** begin **

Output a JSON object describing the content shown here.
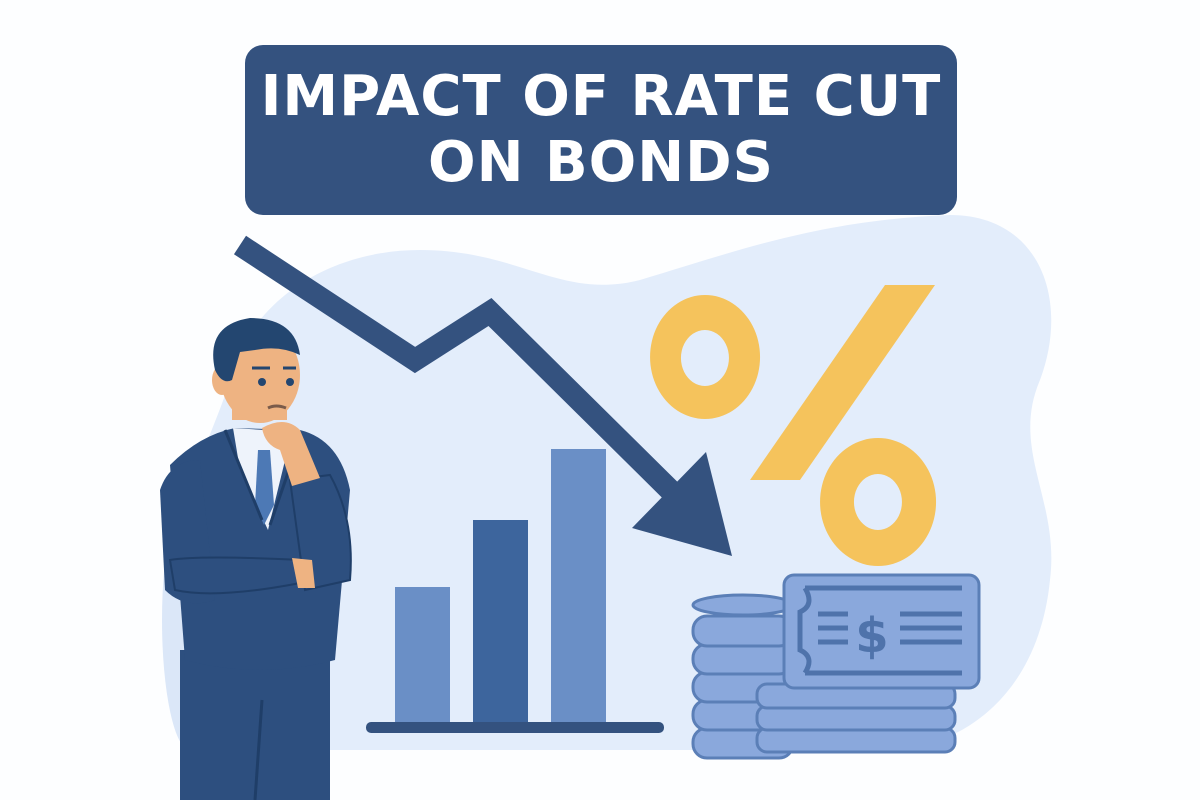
{
  "title": {
    "line1": "IMPACT OF RATE CUT",
    "line2": "ON BONDS"
  },
  "colors": {
    "navy": "#34527f",
    "bar_light": "#6a8fc6",
    "bar_dark": "#3d659d",
    "percent_yellow": "#f5c35c",
    "background_blob": "#e3edfb",
    "money_blue": "#8aa8dc"
  },
  "icons": [
    "down-trend-arrow-icon",
    "bar-chart-icon",
    "percent-icon",
    "coin-stack-icon",
    "dollar-bill-icon",
    "businessman-figure"
  ],
  "bill_symbol": "$"
}
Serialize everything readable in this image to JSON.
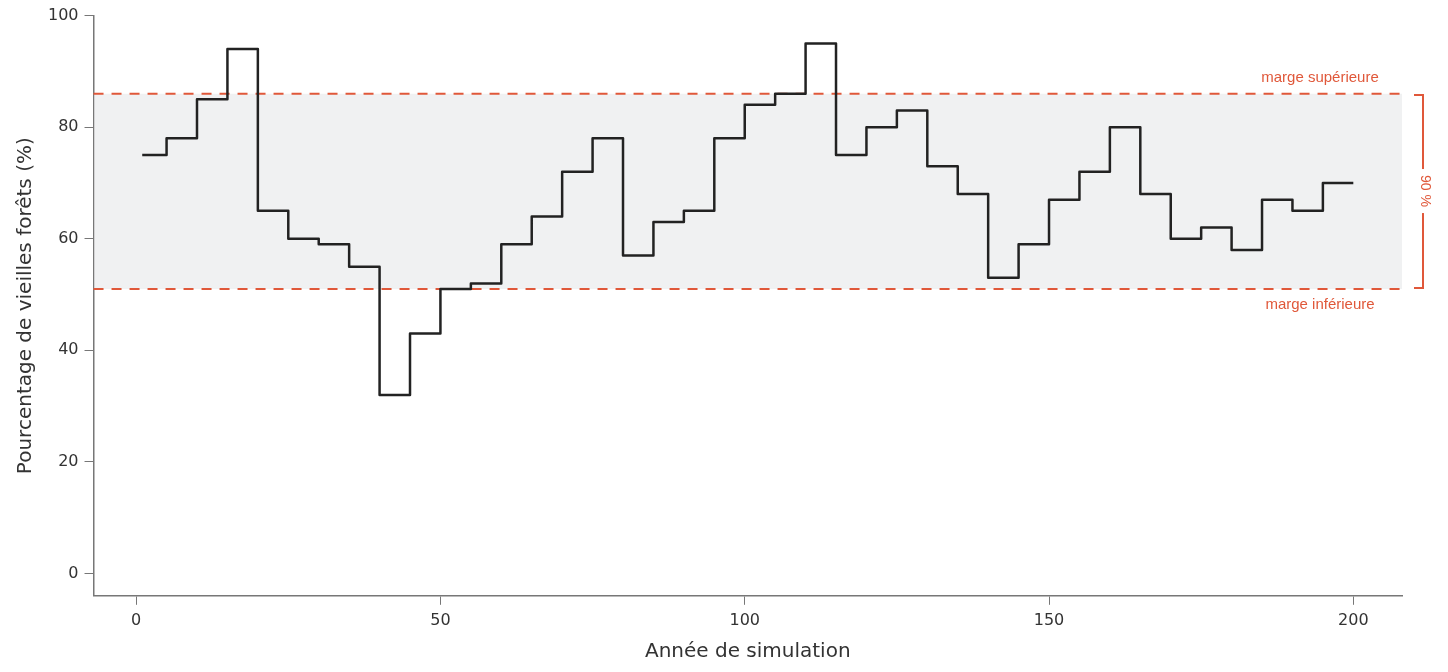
{
  "chart_data": {
    "type": "step",
    "xlabel": "Année de simulation",
    "ylabel": "Pourcentage de vieilles forêts (%)",
    "x": [
      1,
      5,
      10,
      15,
      20,
      25,
      30,
      35,
      40,
      45,
      50,
      55,
      60,
      65,
      70,
      75,
      80,
      85,
      90,
      95,
      100,
      105,
      110,
      115,
      120,
      125,
      130,
      135,
      140,
      145,
      150,
      155,
      160,
      165,
      170,
      175,
      180,
      185,
      190,
      195,
      200
    ],
    "series": [
      {
        "color": "#222222",
        "values": [
          75,
          78,
          85,
          94,
          65,
          60,
          59,
          55,
          32,
          43,
          51,
          52,
          59,
          64,
          72,
          78,
          57,
          63,
          65,
          78,
          84,
          86,
          95,
          75,
          80,
          83,
          73,
          68,
          53,
          59,
          67,
          72,
          80,
          68,
          60,
          62,
          58,
          67,
          65,
          70,
          70
        ]
      }
    ],
    "xlim": [
      -7,
      208
    ],
    "xticks": [
      0,
      50,
      100,
      150,
      200
    ],
    "ylim": [
      -4,
      100
    ],
    "yticks": [
      0,
      20,
      40,
      60,
      80,
      100
    ],
    "grid": false,
    "legend": false,
    "marker": "none",
    "line_style": "solid",
    "bands": [
      {
        "axis": "y",
        "from": 51,
        "to": 86,
        "color": "#f0f1f2",
        "label": "90 %"
      }
    ],
    "ref_lines": [
      {
        "axis": "y",
        "value": 86,
        "label": "marge supérieure",
        "color": "#e0583a",
        "line_style": "dashed"
      },
      {
        "axis": "y",
        "value": 51,
        "label": "marge inférieure",
        "color": "#e0583a",
        "line_style": "dashed"
      }
    ]
  }
}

** end **

Exercise brief
In this exercise, set down all of the data exactly, without the pictures.

Exercise answer
Output a JSON object describing the content shown here.
{
  "title": {
    "line1": "IMPACT OF RATE CUT",
    "line2": "ON BONDS"
  },
  "colors": {
    "navy": "#34527f",
    "bar_light": "#6a8fc6",
    "bar_dark": "#3d659d",
    "percent_yellow": "#f5c35c",
    "background_blob": "#e3edfb",
    "money_blue": "#8aa8dc"
  },
  "icons": [
    "down-trend-arrow-icon",
    "bar-chart-icon",
    "percent-icon",
    "coin-stack-icon",
    "dollar-bill-icon",
    "businessman-figure"
  ],
  "bill_symbol": "$"
}
Serialize everything readable in this image to JSON.
{
  "chart_data": {
    "type": "step",
    "xlabel": "Année de simulation",
    "ylabel": "Pourcentage de vieilles forêts (%)",
    "x": [
      1,
      5,
      10,
      15,
      20,
      25,
      30,
      35,
      40,
      45,
      50,
      55,
      60,
      65,
      70,
      75,
      80,
      85,
      90,
      95,
      100,
      105,
      110,
      115,
      120,
      125,
      130,
      135,
      140,
      145,
      150,
      155,
      160,
      165,
      170,
      175,
      180,
      185,
      190,
      195,
      200
    ],
    "series": [
      {
        "color": "#222222",
        "values": [
          75,
          78,
          85,
          94,
          65,
          60,
          59,
          55,
          32,
          43,
          51,
          52,
          59,
          64,
          72,
          78,
          57,
          63,
          65,
          78,
          84,
          86,
          95,
          75,
          80,
          83,
          73,
          68,
          53,
          59,
          67,
          72,
          80,
          68,
          60,
          62,
          58,
          67,
          65,
          70,
          70
        ]
      }
    ],
    "xlim": [
      -7,
      208
    ],
    "xticks": [
      0,
      50,
      100,
      150,
      200
    ],
    "ylim": [
      -4,
      100
    ],
    "yticks": [
      0,
      20,
      40,
      60,
      80,
      100
    ],
    "grid": false,
    "legend": false,
    "marker": "none",
    "line_style": "solid",
    "bands": [
      {
        "axis": "y",
        "from": 51,
        "to": 86,
        "color": "#f0f1f2",
        "label": "90 %"
      }
    ],
    "ref_lines": [
      {
        "axis": "y",
        "value": 86,
        "label": "marge supérieure",
        "color": "#e0583a",
        "line_style": "dashed"
      },
      {
        "axis": "y",
        "value": 51,
        "label": "marge inférieure",
        "color": "#e0583a",
        "line_style": "dashed"
      }
    ]
  }
}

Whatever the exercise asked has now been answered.